Count how many lines hold the word "Советская" and give that number as the whole answer.

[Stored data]
—————
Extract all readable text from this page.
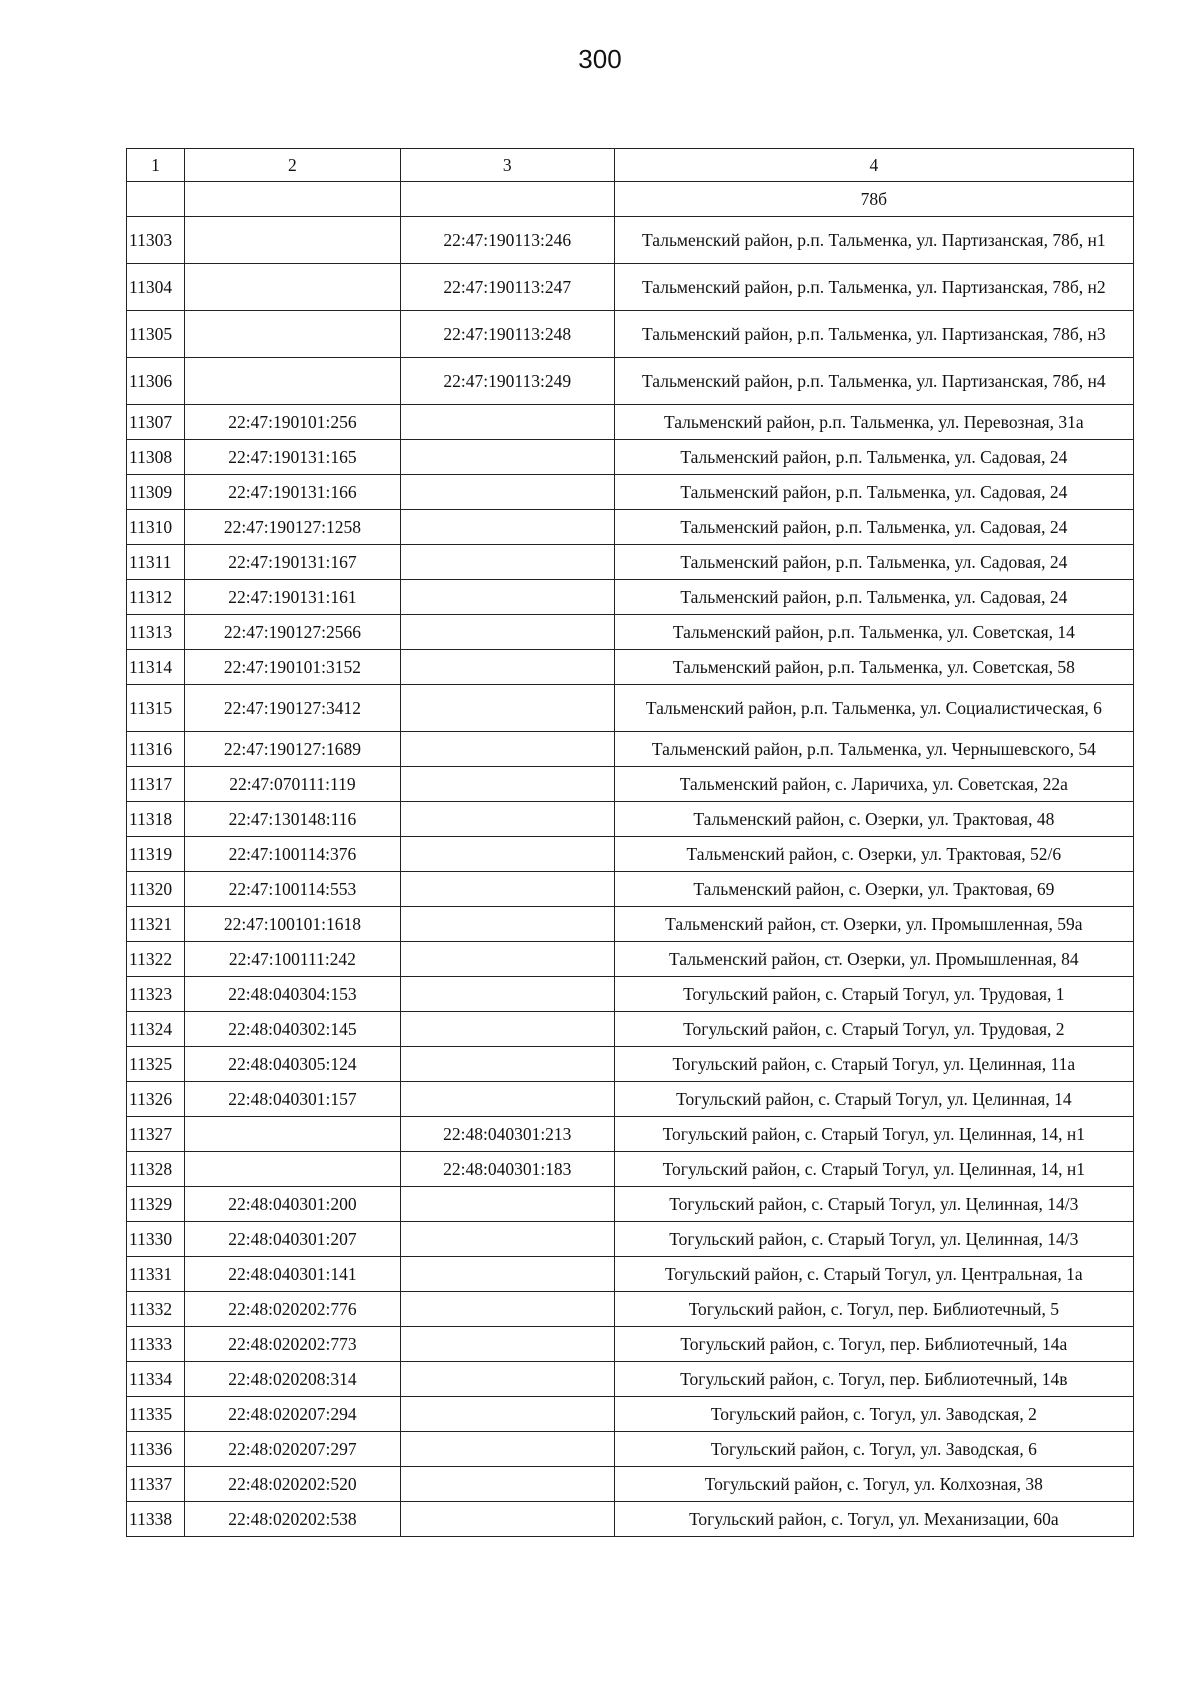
300
1	2	3	4
			78б
11303		22:47:190113:246	Тальменский район, р.п. Тальменка, ул. Партизанская, 78б, н1
11304		22:47:190113:247	Тальменский район, р.п. Тальменка, ул. Партизанская, 78б, н2
11305		22:47:190113:248	Тальменский район, р.п. Тальменка, ул. Партизанская, 78б, н3
11306		22:47:190113:249	Тальменский район, р.п. Тальменка, ул. Партизанская, 78б, н4
11307	22:47:190101:256		Тальменский район, р.п. Тальменка, ул. Перевозная, 31а
11308	22:47:190131:165		Тальменский район, р.п. Тальменка, ул. Садовая, 24
11309	22:47:190131:166		Тальменский район, р.п. Тальменка, ул. Садовая, 24
11310	22:47:190127:1258		Тальменский район, р.п. Тальменка, ул. Садовая, 24
11311	22:47:190131:167		Тальменский район, р.п. Тальменка, ул. Садовая, 24
11312	22:47:190131:161		Тальменский район, р.п. Тальменка, ул. Садовая, 24
11313	22:47:190127:2566		Тальменский район, р.п. Тальменка, ул. Советская, 14
11314	22:47:190101:3152		Тальменский район, р.п. Тальменка, ул. Советская, 58
11315	22:47:190127:3412		Тальменский район, р.п. Тальменка, ул. Социалистическая, 6
11316	22:47:190127:1689		Тальменский район, р.п. Тальменка, ул. Чернышевского, 54
11317	22:47:070111:119		Тальменский район, с. Ларичиха, ул. Советская, 22а
11318	22:47:130148:116		Тальменский район, с. Озерки, ул. Трактовая, 48
11319	22:47:100114:376		Тальменский район, с. Озерки, ул. Трактовая, 52/6
11320	22:47:100114:553		Тальменский район, с. Озерки, ул. Трактовая, 69
11321	22:47:100101:1618		Тальменский район, ст. Озерки, ул. Промышленная, 59а
11322	22:47:100111:242		Тальменский район, ст. Озерки, ул. Промышленная, 84
11323	22:48:040304:153		Тогульский район, с. Старый Тогул, ул. Трудовая, 1
11324	22:48:040302:145		Тогульский район, с. Старый Тогул, ул. Трудовая, 2
11325	22:48:040305:124		Тогульский район, с. Старый Тогул, ул. Целинная, 11а
11326	22:48:040301:157		Тогульский район, с. Старый Тогул, ул. Целинная, 14
11327		22:48:040301:213	Тогульский район, с. Старый Тогул, ул. Целинная, 14, н1
11328		22:48:040301:183	Тогульский район, с. Старый Тогул, ул. Целинная, 14, н1
11329	22:48:040301:200		Тогульский район, с. Старый Тогул, ул. Целинная, 14/3
11330	22:48:040301:207		Тогульский район, с. Старый Тогул, ул. Целинная, 14/3
11331	22:48:040301:141		Тогульский район, с. Старый Тогул, ул. Центральная, 1а
11332	22:48:020202:776		Тогульский район, с. Тогул, пер. Библиотечный, 5
11333	22:48:020202:773		Тогульский район, с. Тогул, пер. Библиотечный, 14а
11334	22:48:020208:314		Тогульский район, с. Тогул, пер. Библиотечный, 14в
11335	22:48:020207:294		Тогульский район, с. Тогул, ул. Заводская, 2
11336	22:48:020207:297		Тогульский район, с. Тогул, ул. Заводская, 6
11337	22:48:020202:520		Тогульский район, с. Тогул, ул. Колхозная, 38
11338	22:48:020202:538		Тогульский район, с. Тогул, ул. Механизации, 60а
—————
[Answer] 3